[The problem]: Go through the entries below and collect each line with the string "JSON" in it.
── Available records
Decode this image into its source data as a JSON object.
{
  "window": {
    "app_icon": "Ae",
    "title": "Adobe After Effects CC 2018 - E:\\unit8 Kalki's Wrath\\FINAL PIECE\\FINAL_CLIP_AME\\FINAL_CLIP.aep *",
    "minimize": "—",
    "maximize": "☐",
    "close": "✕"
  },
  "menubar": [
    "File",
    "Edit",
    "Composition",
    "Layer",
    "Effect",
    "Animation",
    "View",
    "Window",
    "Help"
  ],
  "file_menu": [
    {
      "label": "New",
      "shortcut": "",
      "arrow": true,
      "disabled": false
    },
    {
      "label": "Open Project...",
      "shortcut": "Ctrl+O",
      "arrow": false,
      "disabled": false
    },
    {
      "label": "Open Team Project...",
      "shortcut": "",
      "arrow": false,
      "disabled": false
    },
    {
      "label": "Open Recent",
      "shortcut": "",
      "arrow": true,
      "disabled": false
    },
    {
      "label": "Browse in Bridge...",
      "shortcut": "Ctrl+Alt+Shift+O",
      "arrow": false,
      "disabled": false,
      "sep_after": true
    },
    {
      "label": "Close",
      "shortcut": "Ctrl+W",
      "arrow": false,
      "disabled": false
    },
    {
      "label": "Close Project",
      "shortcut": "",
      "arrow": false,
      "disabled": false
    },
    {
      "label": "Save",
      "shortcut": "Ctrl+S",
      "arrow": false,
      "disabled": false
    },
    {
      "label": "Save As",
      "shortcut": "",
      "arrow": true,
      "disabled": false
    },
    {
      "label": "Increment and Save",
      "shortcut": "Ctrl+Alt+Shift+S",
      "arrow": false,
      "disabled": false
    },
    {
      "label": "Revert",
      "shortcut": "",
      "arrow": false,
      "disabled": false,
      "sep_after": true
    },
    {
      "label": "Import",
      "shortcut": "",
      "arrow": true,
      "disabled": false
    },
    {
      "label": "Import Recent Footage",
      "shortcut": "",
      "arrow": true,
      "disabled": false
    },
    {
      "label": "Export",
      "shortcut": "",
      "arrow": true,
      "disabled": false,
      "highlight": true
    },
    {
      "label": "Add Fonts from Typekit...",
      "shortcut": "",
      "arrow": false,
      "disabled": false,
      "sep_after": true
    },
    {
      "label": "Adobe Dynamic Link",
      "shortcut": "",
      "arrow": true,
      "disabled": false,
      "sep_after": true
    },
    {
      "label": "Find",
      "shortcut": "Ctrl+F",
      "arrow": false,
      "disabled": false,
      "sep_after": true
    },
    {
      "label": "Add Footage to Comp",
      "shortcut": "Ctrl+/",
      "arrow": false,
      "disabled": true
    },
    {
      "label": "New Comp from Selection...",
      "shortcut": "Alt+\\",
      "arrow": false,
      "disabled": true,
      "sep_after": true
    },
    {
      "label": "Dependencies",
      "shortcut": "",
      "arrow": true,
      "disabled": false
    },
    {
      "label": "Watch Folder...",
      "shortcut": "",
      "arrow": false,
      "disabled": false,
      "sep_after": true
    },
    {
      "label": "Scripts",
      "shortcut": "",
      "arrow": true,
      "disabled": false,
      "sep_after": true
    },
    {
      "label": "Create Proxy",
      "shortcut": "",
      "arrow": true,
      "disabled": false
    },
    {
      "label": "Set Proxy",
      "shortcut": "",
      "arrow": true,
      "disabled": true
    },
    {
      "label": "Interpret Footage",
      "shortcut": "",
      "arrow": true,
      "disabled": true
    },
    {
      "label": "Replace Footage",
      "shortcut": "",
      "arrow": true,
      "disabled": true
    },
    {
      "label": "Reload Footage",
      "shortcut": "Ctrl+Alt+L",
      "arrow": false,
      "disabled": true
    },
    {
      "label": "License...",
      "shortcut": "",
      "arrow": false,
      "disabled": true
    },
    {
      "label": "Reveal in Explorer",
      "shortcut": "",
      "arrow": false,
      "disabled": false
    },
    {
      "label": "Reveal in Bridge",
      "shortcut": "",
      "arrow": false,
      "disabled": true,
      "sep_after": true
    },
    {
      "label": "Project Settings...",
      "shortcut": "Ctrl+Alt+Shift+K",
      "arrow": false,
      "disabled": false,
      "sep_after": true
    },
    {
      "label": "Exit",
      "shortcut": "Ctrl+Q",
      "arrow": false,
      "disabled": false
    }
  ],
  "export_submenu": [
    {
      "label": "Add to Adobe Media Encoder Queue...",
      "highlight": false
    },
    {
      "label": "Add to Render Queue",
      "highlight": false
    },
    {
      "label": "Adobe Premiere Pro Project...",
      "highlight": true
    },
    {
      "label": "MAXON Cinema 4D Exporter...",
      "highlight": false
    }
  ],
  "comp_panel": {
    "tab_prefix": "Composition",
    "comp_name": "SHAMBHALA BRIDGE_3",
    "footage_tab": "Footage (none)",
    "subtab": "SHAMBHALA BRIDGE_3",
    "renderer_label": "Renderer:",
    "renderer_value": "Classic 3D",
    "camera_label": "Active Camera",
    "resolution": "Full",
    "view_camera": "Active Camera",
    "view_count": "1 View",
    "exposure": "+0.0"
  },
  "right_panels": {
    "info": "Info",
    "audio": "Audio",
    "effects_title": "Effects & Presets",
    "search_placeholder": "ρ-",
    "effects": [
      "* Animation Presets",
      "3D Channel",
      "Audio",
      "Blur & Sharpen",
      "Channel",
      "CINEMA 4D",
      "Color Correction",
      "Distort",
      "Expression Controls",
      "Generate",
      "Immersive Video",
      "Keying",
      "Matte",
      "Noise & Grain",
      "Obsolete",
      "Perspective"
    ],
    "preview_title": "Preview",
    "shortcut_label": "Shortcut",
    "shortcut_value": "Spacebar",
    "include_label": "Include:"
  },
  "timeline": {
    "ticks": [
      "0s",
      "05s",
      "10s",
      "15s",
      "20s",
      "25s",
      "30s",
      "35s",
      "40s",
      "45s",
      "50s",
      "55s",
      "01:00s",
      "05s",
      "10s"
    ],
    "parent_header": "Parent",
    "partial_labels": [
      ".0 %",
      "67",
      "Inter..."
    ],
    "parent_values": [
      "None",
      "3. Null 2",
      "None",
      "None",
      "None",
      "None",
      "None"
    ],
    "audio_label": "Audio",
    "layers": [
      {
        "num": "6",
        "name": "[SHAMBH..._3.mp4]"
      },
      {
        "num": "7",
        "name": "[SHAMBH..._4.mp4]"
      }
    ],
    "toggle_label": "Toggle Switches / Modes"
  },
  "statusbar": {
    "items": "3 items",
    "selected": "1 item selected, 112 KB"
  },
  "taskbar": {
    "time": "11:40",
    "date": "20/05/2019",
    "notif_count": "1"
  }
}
────
── Available records
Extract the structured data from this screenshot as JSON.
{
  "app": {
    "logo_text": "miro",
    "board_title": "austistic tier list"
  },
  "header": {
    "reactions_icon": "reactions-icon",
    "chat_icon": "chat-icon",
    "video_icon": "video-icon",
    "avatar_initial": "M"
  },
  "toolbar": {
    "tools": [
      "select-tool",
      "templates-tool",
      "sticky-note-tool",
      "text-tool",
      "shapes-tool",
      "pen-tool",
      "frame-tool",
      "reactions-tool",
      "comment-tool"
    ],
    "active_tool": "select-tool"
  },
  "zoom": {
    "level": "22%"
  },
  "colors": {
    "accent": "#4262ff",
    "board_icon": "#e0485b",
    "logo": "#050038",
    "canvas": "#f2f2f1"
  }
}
────
[Exercise solution]:
Decode this image into its source data as a JSON object.
Extract the structured data from this screenshot as JSON.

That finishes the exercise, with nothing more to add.